Direction:
Repeat the data verbatim.

——

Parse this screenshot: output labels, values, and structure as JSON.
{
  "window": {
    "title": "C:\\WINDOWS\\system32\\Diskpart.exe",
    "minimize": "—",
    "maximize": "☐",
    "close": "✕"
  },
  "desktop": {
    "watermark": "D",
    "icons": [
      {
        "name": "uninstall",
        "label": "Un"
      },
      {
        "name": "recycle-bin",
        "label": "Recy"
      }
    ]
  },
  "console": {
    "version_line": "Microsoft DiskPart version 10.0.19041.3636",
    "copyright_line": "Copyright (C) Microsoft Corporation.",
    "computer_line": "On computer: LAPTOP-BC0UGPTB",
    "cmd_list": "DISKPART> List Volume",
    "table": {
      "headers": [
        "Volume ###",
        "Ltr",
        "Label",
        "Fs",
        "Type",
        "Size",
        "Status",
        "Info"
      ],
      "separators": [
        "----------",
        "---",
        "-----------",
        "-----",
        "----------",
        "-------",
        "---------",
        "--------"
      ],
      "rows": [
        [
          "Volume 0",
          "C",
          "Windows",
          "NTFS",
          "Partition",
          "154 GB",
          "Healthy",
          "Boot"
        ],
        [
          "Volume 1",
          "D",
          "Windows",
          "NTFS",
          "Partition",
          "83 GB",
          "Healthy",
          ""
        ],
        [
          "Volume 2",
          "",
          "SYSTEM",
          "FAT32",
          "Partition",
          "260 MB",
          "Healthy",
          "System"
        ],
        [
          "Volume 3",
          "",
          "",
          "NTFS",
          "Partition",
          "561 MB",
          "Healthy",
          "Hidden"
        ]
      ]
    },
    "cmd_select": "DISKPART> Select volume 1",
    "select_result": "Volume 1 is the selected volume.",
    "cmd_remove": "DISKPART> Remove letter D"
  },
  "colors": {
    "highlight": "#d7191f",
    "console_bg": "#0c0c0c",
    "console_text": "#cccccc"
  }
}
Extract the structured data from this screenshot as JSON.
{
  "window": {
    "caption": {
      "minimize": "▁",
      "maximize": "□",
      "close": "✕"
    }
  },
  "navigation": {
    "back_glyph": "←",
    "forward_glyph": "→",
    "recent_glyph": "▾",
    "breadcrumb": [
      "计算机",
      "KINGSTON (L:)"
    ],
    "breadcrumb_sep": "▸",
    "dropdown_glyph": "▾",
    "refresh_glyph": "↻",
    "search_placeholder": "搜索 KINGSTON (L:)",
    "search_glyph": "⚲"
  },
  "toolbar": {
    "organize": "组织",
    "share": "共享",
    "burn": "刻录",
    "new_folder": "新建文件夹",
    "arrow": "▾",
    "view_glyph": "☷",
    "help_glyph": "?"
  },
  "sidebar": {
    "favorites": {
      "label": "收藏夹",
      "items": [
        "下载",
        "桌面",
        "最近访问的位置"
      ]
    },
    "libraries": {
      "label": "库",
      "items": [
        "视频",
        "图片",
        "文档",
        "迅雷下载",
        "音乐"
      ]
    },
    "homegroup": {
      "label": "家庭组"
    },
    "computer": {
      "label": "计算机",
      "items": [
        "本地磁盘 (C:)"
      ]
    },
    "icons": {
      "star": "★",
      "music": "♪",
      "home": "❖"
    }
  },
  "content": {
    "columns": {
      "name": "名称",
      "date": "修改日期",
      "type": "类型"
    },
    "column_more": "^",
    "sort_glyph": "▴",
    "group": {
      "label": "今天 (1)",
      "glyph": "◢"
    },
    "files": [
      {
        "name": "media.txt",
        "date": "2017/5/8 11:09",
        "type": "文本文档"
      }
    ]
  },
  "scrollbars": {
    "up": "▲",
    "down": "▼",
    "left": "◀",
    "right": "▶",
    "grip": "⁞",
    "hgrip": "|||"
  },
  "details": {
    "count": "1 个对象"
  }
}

——

Completed exercise:
Parse this screenshot: output labels, values, and structure as JSON.
{
  "window": {
    "title": "C:\\WINDOWS\\system32\\Diskpart.exe",
    "minimize": "—",
    "maximize": "☐",
    "close": "✕"
  },
  "desktop": {
    "watermark": "D",
    "icons": [
      {
        "name": "uninstall",
        "label": "Un"
      },
      {
        "name": "recycle-bin",
        "label": "Recy"
      }
    ]
  },
  "console": {
    "version_line": "Microsoft DiskPart version 10.0.19041.3636",
    "copyright_line": "Copyright (C) Microsoft Corporation.",
    "computer_line": "On computer: LAPTOP-BC0UGPTB",
    "cmd_list": "DISKPART> List Volume",
    "table": {
      "headers": [
        "Volume ###",
        "Ltr",
        "Label",
        "Fs",
        "Type",
        "Size",
        "Status",
        "Info"
      ],
      "separators": [
        "----------",
        "---",
        "-----------",
        "-----",
        "----------",
        "-------",
        "---------",
        "--------"
      ],
      "rows": [
        [
          "Volume 0",
          "C",
          "Windows",
          "NTFS",
          "Partition",
          "154 GB",
          "Healthy",
          "Boot"
        ],
        [
          "Volume 1",
          "D",
          "Windows",
          "NTFS",
          "Partition",
          "83 GB",
          "Healthy",
          ""
        ],
        [
          "Volume 2",
          "",
          "SYSTEM",
          "FAT32",
          "Partition",
          "260 MB",
          "Healthy",
          "System"
        ],
        [
          "Volume 3",
          "",
          "",
          "NTFS",
          "Partition",
          "561 MB",
          "Healthy",
          "Hidden"
        ]
      ]
    },
    "cmd_select": "DISKPART> Select volume 1",
    "select_result": "Volume 1 is the selected volume.",
    "cmd_remove": "DISKPART> Remove letter D"
  },
  "colors": {
    "highlight": "#d7191f",
    "console_bg": "#0c0c0c",
    "console_text": "#cccccc"
  }
}
Extract the structured data from this screenshot as JSON.
{
  "window": {
    "caption": {
      "minimize": "▁",
      "maximize": "□",
      "close": "✕"
    }
  },
  "navigation": {
    "back_glyph": "←",
    "forward_glyph": "→",
    "recent_glyph": "▾",
    "breadcrumb": [
      "计算机",
      "KINGSTON (L:)"
    ],
    "breadcrumb_sep": "▸",
    "dropdown_glyph": "▾",
    "refresh_glyph": "↻",
    "search_placeholder": "搜索 KINGSTON (L:)",
    "search_glyph": "⚲"
  },
  "toolbar": {
    "organize": "组织",
    "share": "共享",
    "burn": "刻录",
    "new_folder": "新建文件夹",
    "arrow": "▾",
    "view_glyph": "☷",
    "help_glyph": "?"
  },
  "sidebar": {
    "favorites": {
      "label": "收藏夹",
      "items": [
        "下载",
        "桌面",
        "最近访问的位置"
      ]
    },
    "libraries": {
      "label": "库",
      "items": [
        "视频",
        "图片",
        "文档",
        "迅雷下载",
        "音乐"
      ]
    },
    "homegroup": {
      "label": "家庭组"
    },
    "computer": {
      "label": "计算机",
      "items": [
        "本地磁盘 (C:)"
      ]
    },
    "icons": {
      "star": "★",
      "music": "♪",
      "home": "❖"
    }
  },
  "content": {
    "columns": {
      "name": "名称",
      "date": "修改日期",
      "type": "类型"
    },
    "column_more": "^",
    "sort_glyph": "▴",
    "group": {
      "label": "今天 (1)",
      "glyph": "◢"
    },
    "files": [
      {
        "name": "media.txt",
        "date": "2017/5/8 11:09",
        "type": "文本文档"
      }
    ]
  },
  "scrollbars": {
    "up": "▲",
    "down": "▼",
    "left": "◀",
    "right": "▶",
    "grip": "⁞",
    "hgrip": "|||"
  },
  "details": {
    "count": "1 个对象"
  }
}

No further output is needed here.